Output the records. Match them exactly.

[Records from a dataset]
★ ★ ★ ★
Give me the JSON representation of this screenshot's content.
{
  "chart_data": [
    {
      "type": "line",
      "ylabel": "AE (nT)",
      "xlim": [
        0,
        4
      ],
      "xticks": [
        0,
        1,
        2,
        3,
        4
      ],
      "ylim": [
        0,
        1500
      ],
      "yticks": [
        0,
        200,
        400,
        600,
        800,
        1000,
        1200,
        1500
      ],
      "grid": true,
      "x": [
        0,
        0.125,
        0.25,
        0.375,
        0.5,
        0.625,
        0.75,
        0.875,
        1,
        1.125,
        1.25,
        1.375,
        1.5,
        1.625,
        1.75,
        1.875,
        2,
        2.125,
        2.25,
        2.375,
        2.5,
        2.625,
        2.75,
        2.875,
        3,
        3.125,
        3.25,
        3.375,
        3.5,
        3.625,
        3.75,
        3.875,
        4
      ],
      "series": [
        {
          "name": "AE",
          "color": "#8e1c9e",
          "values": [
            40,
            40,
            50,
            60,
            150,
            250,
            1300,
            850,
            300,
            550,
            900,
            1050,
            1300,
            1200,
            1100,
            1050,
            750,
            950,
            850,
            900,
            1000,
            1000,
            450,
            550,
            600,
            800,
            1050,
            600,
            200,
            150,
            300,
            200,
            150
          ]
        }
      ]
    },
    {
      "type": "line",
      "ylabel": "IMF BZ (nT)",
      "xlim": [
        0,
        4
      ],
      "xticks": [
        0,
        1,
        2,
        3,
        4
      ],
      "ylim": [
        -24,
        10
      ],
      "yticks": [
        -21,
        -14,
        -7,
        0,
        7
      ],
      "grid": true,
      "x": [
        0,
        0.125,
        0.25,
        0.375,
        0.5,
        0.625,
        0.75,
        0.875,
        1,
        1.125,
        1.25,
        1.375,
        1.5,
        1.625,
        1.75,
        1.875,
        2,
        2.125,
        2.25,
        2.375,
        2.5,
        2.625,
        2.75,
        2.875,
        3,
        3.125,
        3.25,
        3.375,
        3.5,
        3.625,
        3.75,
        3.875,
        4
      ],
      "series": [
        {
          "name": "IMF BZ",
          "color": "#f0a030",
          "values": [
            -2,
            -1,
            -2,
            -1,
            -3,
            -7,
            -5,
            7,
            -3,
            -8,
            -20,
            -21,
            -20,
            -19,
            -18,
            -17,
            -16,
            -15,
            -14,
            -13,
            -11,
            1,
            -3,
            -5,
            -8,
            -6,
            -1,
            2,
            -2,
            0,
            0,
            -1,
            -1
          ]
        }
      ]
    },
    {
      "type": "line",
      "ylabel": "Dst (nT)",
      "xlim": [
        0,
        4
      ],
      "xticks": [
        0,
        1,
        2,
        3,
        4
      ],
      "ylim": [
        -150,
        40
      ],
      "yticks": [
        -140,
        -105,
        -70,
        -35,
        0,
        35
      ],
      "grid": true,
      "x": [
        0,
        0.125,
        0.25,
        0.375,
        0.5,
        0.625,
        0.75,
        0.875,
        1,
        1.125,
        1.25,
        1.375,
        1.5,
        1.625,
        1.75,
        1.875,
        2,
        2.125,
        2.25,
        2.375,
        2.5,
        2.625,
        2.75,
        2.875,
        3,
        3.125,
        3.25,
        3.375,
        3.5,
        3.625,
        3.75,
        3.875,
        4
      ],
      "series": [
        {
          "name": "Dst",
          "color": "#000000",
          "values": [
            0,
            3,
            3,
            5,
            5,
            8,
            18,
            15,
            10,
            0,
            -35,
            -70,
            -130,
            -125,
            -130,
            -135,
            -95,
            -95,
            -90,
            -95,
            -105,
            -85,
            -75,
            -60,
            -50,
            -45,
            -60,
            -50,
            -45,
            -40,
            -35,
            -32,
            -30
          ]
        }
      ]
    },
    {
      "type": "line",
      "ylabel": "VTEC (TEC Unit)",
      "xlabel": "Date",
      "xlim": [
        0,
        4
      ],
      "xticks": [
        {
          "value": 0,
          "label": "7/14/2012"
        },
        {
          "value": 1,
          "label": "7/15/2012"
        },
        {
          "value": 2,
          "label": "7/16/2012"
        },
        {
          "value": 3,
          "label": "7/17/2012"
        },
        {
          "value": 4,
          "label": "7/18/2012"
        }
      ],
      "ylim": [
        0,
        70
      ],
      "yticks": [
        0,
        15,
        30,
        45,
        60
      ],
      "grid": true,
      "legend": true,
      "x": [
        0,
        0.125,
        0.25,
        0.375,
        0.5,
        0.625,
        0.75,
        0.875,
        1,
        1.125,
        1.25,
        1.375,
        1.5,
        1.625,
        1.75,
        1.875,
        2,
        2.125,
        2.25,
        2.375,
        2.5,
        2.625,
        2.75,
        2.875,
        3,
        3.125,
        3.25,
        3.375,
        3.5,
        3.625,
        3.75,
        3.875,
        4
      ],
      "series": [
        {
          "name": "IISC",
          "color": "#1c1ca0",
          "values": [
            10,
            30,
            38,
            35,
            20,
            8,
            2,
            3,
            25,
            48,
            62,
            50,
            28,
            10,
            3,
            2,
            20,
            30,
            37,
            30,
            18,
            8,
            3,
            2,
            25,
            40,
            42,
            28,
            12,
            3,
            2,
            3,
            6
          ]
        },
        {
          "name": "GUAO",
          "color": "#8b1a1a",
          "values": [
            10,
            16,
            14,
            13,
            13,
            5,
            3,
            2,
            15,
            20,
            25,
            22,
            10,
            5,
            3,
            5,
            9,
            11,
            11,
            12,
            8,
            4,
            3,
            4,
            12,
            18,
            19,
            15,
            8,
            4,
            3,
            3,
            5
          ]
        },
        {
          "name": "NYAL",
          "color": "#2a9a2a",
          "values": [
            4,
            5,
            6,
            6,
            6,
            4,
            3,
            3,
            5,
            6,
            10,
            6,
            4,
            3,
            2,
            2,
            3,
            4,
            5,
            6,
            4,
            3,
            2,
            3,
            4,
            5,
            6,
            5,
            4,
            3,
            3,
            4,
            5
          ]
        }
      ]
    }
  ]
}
★ ★ ★ ★
§ Solution to this problem:
Give me the JSON representation of this screenshot's content.
{
  "chart_data": [
    {
      "type": "line",
      "ylabel": "AE (nT)",
      "xlim": [
        0,
        4
      ],
      "xticks": [
        0,
        1,
        2,
        3,
        4
      ],
      "ylim": [
        0,
        1500
      ],
      "yticks": [
        0,
        200,
        400,
        600,
        800,
        1000,
        1200,
        1500
      ],
      "grid": true,
      "x": [
        0,
        0.125,
        0.25,
        0.375,
        0.5,
        0.625,
        0.75,
        0.875,
        1,
        1.125,
        1.25,
        1.375,
        1.5,
        1.625,
        1.75,
        1.875,
        2,
        2.125,
        2.25,
        2.375,
        2.5,
        2.625,
        2.75,
        2.875,
        3,
        3.125,
        3.25,
        3.375,
        3.5,
        3.625,
        3.75,
        3.875,
        4
      ],
      "series": [
        {
          "name": "AE",
          "color": "#8e1c9e",
          "values": [
            40,
            40,
            50,
            60,
            150,
            250,
            1300,
            850,
            300,
            550,
            900,
            1050,
            1300,
            1200,
            1100,
            1050,
            750,
            950,
            850,
            900,
            1000,
            1000,
            450,
            550,
            600,
            800,
            1050,
            600,
            200,
            150,
            300,
            200,
            150
          ]
        }
      ]
    },
    {
      "type": "line",
      "ylabel": "IMF BZ (nT)",
      "xlim": [
        0,
        4
      ],
      "xticks": [
        0,
        1,
        2,
        3,
        4
      ],
      "ylim": [
        -24,
        10
      ],
      "yticks": [
        -21,
        -14,
        -7,
        0,
        7
      ],
      "grid": true,
      "x": [
        0,
        0.125,
        0.25,
        0.375,
        0.5,
        0.625,
        0.75,
        0.875,
        1,
        1.125,
        1.25,
        1.375,
        1.5,
        1.625,
        1.75,
        1.875,
        2,
        2.125,
        2.25,
        2.375,
        2.5,
        2.625,
        2.75,
        2.875,
        3,
        3.125,
        3.25,
        3.375,
        3.5,
        3.625,
        3.75,
        3.875,
        4
      ],
      "series": [
        {
          "name": "IMF BZ",
          "color": "#f0a030",
          "values": [
            -2,
            -1,
            -2,
            -1,
            -3,
            -7,
            -5,
            7,
            -3,
            -8,
            -20,
            -21,
            -20,
            -19,
            -18,
            -17,
            -16,
            -15,
            -14,
            -13,
            -11,
            1,
            -3,
            -5,
            -8,
            -6,
            -1,
            2,
            -2,
            0,
            0,
            -1,
            -1
          ]
        }
      ]
    },
    {
      "type": "line",
      "ylabel": "Dst (nT)",
      "xlim": [
        0,
        4
      ],
      "xticks": [
        0,
        1,
        2,
        3,
        4
      ],
      "ylim": [
        -150,
        40
      ],
      "yticks": [
        -140,
        -105,
        -70,
        -35,
        0,
        35
      ],
      "grid": true,
      "x": [
        0,
        0.125,
        0.25,
        0.375,
        0.5,
        0.625,
        0.75,
        0.875,
        1,
        1.125,
        1.25,
        1.375,
        1.5,
        1.625,
        1.75,
        1.875,
        2,
        2.125,
        2.25,
        2.375,
        2.5,
        2.625,
        2.75,
        2.875,
        3,
        3.125,
        3.25,
        3.375,
        3.5,
        3.625,
        3.75,
        3.875,
        4
      ],
      "series": [
        {
          "name": "Dst",
          "color": "#000000",
          "values": [
            0,
            3,
            3,
            5,
            5,
            8,
            18,
            15,
            10,
            0,
            -35,
            -70,
            -130,
            -125,
            -130,
            -135,
            -95,
            -95,
            -90,
            -95,
            -105,
            -85,
            -75,
            -60,
            -50,
            -45,
            -60,
            -50,
            -45,
            -40,
            -35,
            -32,
            -30
          ]
        }
      ]
    },
    {
      "type": "line",
      "ylabel": "VTEC (TEC Unit)",
      "xlabel": "Date",
      "xlim": [
        0,
        4
      ],
      "xticks": [
        {
          "value": 0,
          "label": "7/14/2012"
        },
        {
          "value": 1,
          "label": "7/15/2012"
        },
        {
          "value": 2,
          "label": "7/16/2012"
        },
        {
          "value": 3,
          "label": "7/17/2012"
        },
        {
          "value": 4,
          "label": "7/18/2012"
        }
      ],
      "ylim": [
        0,
        70
      ],
      "yticks": [
        0,
        15,
        30,
        45,
        60
      ],
      "grid": true,
      "legend": true,
      "x": [
        0,
        0.125,
        0.25,
        0.375,
        0.5,
        0.625,
        0.75,
        0.875,
        1,
        1.125,
        1.25,
        1.375,
        1.5,
        1.625,
        1.75,
        1.875,
        2,
        2.125,
        2.25,
        2.375,
        2.5,
        2.625,
        2.75,
        2.875,
        3,
        3.125,
        3.25,
        3.375,
        3.5,
        3.625,
        3.75,
        3.875,
        4
      ],
      "series": [
        {
          "name": "IISC",
          "color": "#1c1ca0",
          "values": [
            10,
            30,
            38,
            35,
            20,
            8,
            2,
            3,
            25,
            48,
            62,
            50,
            28,
            10,
            3,
            2,
            20,
            30,
            37,
            30,
            18,
            8,
            3,
            2,
            25,
            40,
            42,
            28,
            12,
            3,
            2,
            3,
            6
          ]
        },
        {
          "name": "GUAO",
          "color": "#8b1a1a",
          "values": [
            10,
            16,
            14,
            13,
            13,
            5,
            3,
            2,
            15,
            20,
            25,
            22,
            10,
            5,
            3,
            5,
            9,
            11,
            11,
            12,
            8,
            4,
            3,
            4,
            12,
            18,
            19,
            15,
            8,
            4,
            3,
            3,
            5
          ]
        },
        {
          "name": "NYAL",
          "color": "#2a9a2a",
          "values": [
            4,
            5,
            6,
            6,
            6,
            4,
            3,
            3,
            5,
            6,
            10,
            6,
            4,
            3,
            2,
            2,
            3,
            4,
            5,
            6,
            4,
            3,
            2,
            3,
            4,
            5,
            6,
            5,
            4,
            3,
            3,
            4,
            5
          ]
        }
      ]
    }
  ]
}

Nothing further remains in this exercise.